Prompt: The records below must be duplicated exactly, character for character.

Provided entries:
◆ ◆ ◆

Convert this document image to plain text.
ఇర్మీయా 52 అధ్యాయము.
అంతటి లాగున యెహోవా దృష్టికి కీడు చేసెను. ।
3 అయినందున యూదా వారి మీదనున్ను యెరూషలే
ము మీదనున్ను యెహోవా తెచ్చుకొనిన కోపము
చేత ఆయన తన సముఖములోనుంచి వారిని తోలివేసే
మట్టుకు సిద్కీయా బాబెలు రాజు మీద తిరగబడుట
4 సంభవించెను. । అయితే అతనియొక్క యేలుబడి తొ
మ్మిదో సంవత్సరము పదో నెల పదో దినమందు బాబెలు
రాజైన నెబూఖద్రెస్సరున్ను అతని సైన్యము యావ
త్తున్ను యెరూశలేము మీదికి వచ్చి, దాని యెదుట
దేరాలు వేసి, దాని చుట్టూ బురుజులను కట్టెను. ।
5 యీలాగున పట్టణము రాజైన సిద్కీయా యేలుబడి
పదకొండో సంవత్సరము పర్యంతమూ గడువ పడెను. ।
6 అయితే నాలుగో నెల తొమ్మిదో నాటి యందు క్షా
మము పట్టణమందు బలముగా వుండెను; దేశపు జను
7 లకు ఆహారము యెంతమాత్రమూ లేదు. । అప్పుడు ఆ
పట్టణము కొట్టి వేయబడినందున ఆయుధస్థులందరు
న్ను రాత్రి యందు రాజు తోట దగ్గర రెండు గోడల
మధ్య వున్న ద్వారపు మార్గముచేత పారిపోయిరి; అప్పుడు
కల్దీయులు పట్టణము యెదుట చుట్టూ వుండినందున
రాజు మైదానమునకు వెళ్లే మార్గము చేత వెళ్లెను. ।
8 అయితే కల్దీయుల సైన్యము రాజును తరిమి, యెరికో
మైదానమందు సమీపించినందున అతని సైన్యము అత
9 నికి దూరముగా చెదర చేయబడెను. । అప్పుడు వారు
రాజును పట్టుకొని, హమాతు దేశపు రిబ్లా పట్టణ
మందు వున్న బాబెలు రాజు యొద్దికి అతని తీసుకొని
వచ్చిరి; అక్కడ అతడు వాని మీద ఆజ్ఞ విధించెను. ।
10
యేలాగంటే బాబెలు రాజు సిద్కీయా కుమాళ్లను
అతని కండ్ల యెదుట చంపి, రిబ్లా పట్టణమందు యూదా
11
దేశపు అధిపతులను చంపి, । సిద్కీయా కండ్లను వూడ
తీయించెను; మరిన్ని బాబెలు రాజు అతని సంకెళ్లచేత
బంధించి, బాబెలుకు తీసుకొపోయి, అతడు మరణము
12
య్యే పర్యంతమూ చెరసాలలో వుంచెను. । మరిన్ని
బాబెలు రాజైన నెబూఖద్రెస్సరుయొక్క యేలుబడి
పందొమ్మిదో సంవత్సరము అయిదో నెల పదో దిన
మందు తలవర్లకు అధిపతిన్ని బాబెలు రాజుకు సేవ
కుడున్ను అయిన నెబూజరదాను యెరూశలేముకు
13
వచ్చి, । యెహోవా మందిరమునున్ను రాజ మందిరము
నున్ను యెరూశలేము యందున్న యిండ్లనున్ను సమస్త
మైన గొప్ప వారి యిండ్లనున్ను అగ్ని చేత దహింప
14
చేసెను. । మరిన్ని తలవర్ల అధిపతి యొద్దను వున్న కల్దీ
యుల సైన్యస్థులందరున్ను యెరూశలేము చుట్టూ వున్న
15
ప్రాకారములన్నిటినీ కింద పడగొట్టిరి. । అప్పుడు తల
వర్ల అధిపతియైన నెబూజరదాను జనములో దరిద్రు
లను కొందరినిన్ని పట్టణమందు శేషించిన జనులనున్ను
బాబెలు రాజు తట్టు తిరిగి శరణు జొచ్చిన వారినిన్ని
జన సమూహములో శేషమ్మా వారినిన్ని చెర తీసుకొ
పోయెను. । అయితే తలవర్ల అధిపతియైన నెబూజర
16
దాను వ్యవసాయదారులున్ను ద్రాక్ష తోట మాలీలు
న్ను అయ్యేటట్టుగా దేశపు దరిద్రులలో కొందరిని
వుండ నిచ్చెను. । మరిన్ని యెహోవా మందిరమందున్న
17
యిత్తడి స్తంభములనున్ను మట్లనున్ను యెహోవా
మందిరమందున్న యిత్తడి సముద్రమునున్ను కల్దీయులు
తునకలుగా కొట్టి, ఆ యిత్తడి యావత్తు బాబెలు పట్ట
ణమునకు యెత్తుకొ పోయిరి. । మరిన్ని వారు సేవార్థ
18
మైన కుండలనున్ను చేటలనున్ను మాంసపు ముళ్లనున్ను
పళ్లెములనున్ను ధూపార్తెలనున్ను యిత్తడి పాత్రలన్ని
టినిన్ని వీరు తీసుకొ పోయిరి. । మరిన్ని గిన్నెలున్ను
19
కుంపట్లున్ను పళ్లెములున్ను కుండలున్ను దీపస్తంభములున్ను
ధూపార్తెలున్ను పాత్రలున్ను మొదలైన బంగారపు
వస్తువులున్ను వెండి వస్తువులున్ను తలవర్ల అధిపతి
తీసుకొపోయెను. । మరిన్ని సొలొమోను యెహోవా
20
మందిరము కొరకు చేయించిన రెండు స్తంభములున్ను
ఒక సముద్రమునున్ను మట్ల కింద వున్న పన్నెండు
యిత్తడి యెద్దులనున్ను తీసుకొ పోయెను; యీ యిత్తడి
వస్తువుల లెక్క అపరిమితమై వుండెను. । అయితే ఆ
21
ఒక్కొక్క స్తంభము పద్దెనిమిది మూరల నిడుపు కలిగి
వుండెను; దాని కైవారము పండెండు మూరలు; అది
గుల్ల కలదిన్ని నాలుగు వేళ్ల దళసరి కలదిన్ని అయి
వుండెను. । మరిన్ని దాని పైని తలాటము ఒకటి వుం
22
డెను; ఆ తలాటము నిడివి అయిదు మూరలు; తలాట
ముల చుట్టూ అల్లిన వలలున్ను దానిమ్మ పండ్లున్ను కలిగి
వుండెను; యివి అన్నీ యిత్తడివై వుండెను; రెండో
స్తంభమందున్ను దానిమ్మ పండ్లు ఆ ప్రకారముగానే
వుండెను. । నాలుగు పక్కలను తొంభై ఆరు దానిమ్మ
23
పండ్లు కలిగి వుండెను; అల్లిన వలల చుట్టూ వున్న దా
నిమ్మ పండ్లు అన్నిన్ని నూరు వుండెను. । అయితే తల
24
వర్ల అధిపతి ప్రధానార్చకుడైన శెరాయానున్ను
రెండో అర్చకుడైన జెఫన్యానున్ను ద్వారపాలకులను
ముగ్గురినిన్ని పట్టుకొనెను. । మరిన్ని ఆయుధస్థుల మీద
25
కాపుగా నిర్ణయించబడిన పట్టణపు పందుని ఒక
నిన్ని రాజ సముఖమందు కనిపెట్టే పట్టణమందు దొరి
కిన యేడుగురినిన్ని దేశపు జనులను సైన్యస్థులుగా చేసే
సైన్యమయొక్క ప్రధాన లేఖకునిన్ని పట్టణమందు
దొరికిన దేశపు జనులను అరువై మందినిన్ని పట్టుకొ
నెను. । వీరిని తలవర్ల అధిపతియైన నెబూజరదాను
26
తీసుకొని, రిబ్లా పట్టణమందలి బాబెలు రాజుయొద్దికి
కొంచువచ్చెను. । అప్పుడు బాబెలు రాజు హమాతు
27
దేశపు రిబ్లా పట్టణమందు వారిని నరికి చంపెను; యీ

◆ ◆ ◆

Finished task:
Convert this document image to plain text.
ఇర్మీయా 52 అధ్యాయము.
అంతటి లాగున యెహోవా దృష్టికి కీడు చేసెను. ।
3 అయినందున యూదా వారి మీదనున్ను యెరూషలే
ము మీదనున్ను యెహోవా తెచ్చుకొనిన కోపము
చేత ఆయన తన సముఖములోనుంచి వారిని తోలివేసే
మట్టుకు సిద్కీయా బాబెలు రాజు మీద తిరగబడుట
4 సంభవించెను. । అయితే అతనియొక్క యేలుబడి తొ
మ్మిదో సంవత్సరము పదో నెల పదో దినమందు బాబెలు
రాజైన నెబూఖద్రెస్సరున్ను అతని సైన్యము యావ
త్తున్ను యెరూశలేము మీదికి వచ్చి, దాని యెదుట
దేరాలు వేసి, దాని చుట్టూ బురుజులను కట్టెను. ।
5 యీలాగున పట్టణము రాజైన సిద్కీయా యేలుబడి
పదకొండో సంవత్సరము పర్యంతమూ గడువ పడెను. ।
6 అయితే నాలుగో నెల తొమ్మిదో నాటి యందు క్షా
మము పట్టణమందు బలముగా వుండెను; దేశపు జను
7 లకు ఆహారము యెంతమాత్రమూ లేదు. । అప్పుడు ఆ
పట్టణము కొట్టి వేయబడినందున ఆయుధస్థులందరు
న్ను రాత్రి యందు రాజు తోట దగ్గర రెండు గోడల
మధ్య వున్న ద్వారపు మార్గముచేత పారిపోయిరి; అప్పుడు
కల్దీయులు పట్టణము యెదుట చుట్టూ వుండినందున
రాజు మైదానమునకు వెళ్లే మార్గము చేత వెళ్లెను. ।
8 అయితే కల్దీయుల సైన్యము రాజును తరిమి, యెరికో
మైదానమందు సమీపించినందున అతని సైన్యము అత
9 నికి దూరముగా చెదర చేయబడెను. । అప్పుడు వారు
రాజును పట్టుకొని, హమాతు దేశపు రిబ్లా పట్టణ
మందు వున్న బాబెలు రాజు యొద్దికి అతని తీసుకొని
వచ్చిరి; అక్కడ అతడు వాని మీద ఆజ్ఞ విధించెను. ।
10
యేలాగంటే బాబెలు రాజు సిద్కీయా కుమాళ్లను
అతని కండ్ల యెదుట చంపి, రిబ్లా పట్టణమందు యూదా
11
దేశపు అధిపతులను చంపి, । సిద్కీయా కండ్లను వూడ
తీయించెను; మరిన్ని బాబెలు రాజు అతని సంకెళ్లచేత
బంధించి, బాబెలుకు తీసుకొపోయి, అతడు మరణము
12
య్యే పర్యంతమూ చెరసాలలో వుంచెను. । మరిన్ని
బాబెలు రాజైన నెబూఖద్రెస్సరుయొక్క యేలుబడి
పందొమ్మిదో సంవత్సరము అయిదో నెల పదో దిన
మందు తలవర్లకు అధిపతిన్ని బాబెలు రాజుకు సేవ
కుడున్ను అయిన నెబూజరదాను యెరూశలేముకు
13
వచ్చి, । యెహోవా మందిరమునున్ను రాజ మందిరము
నున్ను యెరూశలేము యందున్న యిండ్లనున్ను సమస్త
మైన గొప్ప వారి యిండ్లనున్ను అగ్ని చేత దహింప
14
చేసెను. । మరిన్ని తలవర్ల అధిపతి యొద్దను వున్న కల్దీ
యుల సైన్యస్థులందరున్ను యెరూశలేము చుట్టూ వున్న
15
ప్రాకారములన్నిటినీ కింద పడగొట్టిరి. । అప్పుడు తల
వర్ల అధిపతియైన నెబూజరదాను జనములో దరిద్రు
లను కొందరినిన్ని పట్టణమందు శేషించిన జనులనున్ను
బాబెలు రాజు తట్టు తిరిగి శరణు జొచ్చిన వారినిన్ని
జన సమూహములో శేషమ్మా వారినిన్ని చెర తీసుకొ
పోయెను. । అయితే తలవర్ల అధిపతియైన నెబూజర
16
దాను వ్యవసాయదారులున్ను ద్రాక్ష తోట మాలీలు
న్ను అయ్యేటట్టుగా దేశపు దరిద్రులలో కొందరిని
వుండ నిచ్చెను. । మరిన్ని యెహోవా మందిరమందున్న
17
యిత్తడి స్తంభములనున్ను మట్లనున్ను యెహోవా
మందిరమందున్న యిత్తడి సముద్రమునున్ను కల్దీయులు
తునకలుగా కొట్టి, ఆ యిత్తడి యావత్తు బాబెలు పట్ట
ణమునకు యెత్తుకొ పోయిరి. । మరిన్ని వారు సేవార్థ
18
మైన కుండలనున్ను చేటలనున్ను మాంసపు ముళ్లనున్ను
పళ్లెములనున్ను ధూపార్తెలనున్ను యిత్తడి పాత్రలన్ని
టినిన్ని వీరు తీసుకొ పోయిరి. । మరిన్ని గిన్నెలున్ను
19
కుంపట్లున్ను పళ్లెములున్ను కుండలున్ను దీపస్తంభములున్ను
ధూపార్తెలున్ను పాత్రలున్ను మొదలైన బంగారపు
వస్తువులున్ను వెండి వస్తువులున్ను తలవర్ల అధిపతి
తీసుకొపోయెను. । మరిన్ని సొలొమోను యెహోవా
20
మందిరము కొరకు చేయించిన రెండు స్తంభములున్ను
ఒక సముద్రమునున్ను మట్ల కింద వున్న పన్నెండు
యిత్తడి యెద్దులనున్ను తీసుకొ పోయెను; యీ యిత్తడి
వస్తువుల లెక్క అపరిమితమై వుండెను. । అయితే ఆ
21
ఒక్కొక్క స్తంభము పద్దెనిమిది మూరల నిడుపు కలిగి
వుండెను; దాని కైవారము పండెండు మూరలు; అది
గుల్ల కలదిన్ని నాలుగు వేళ్ల దళసరి కలదిన్ని అయి
వుండెను. । మరిన్ని దాని పైని తలాటము ఒకటి వుం
22
డెను; ఆ తలాటము నిడివి అయిదు మూరలు; తలాట
ముల చుట్టూ అల్లిన వలలున్ను దానిమ్మ పండ్లున్ను కలిగి
వుండెను; యివి అన్నీ యిత్తడివై వుండెను; రెండో
స్తంభమందున్ను దానిమ్మ పండ్లు ఆ ప్రకారముగానే
వుండెను. । నాలుగు పక్కలను తొంభై ఆరు దానిమ్మ
23
పండ్లు కలిగి వుండెను; అల్లిన వలల చుట్టూ వున్న దా
నిమ్మ పండ్లు అన్నిన్ని నూరు వుండెను. । అయితే తల
24
వర్ల అధిపతి ప్రధానార్చకుడైన శెరాయానున్ను
రెండో అర్చకుడైన జెఫన్యానున్ను ద్వారపాలకులను
ముగ్గురినిన్ని పట్టుకొనెను. । మరిన్ని ఆయుధస్థుల మీద
25
కాపుగా నిర్ణయించబడిన పట్టణపు పందుని ఒక
నిన్ని రాజ సముఖమందు కనిపెట్టే పట్టణమందు దొరి
కిన యేడుగురినిన్ని దేశపు జనులను సైన్యస్థులుగా చేసే
సైన్యమయొక్క ప్రధాన లేఖకునిన్ని పట్టణమందు
దొరికిన దేశపు జనులను అరువై మందినిన్ని పట్టుకొ
నెను. । వీరిని తలవర్ల అధిపతియైన నెబూజరదాను
26
తీసుకొని, రిబ్లా పట్టణమందలి బాబెలు రాజుయొద్దికి
కొంచువచ్చెను. । అప్పుడు బాబెలు రాజు హమాతు
27
దేశపు రిబ్లా పట్టణమందు వారిని నరికి చంపెను; యీ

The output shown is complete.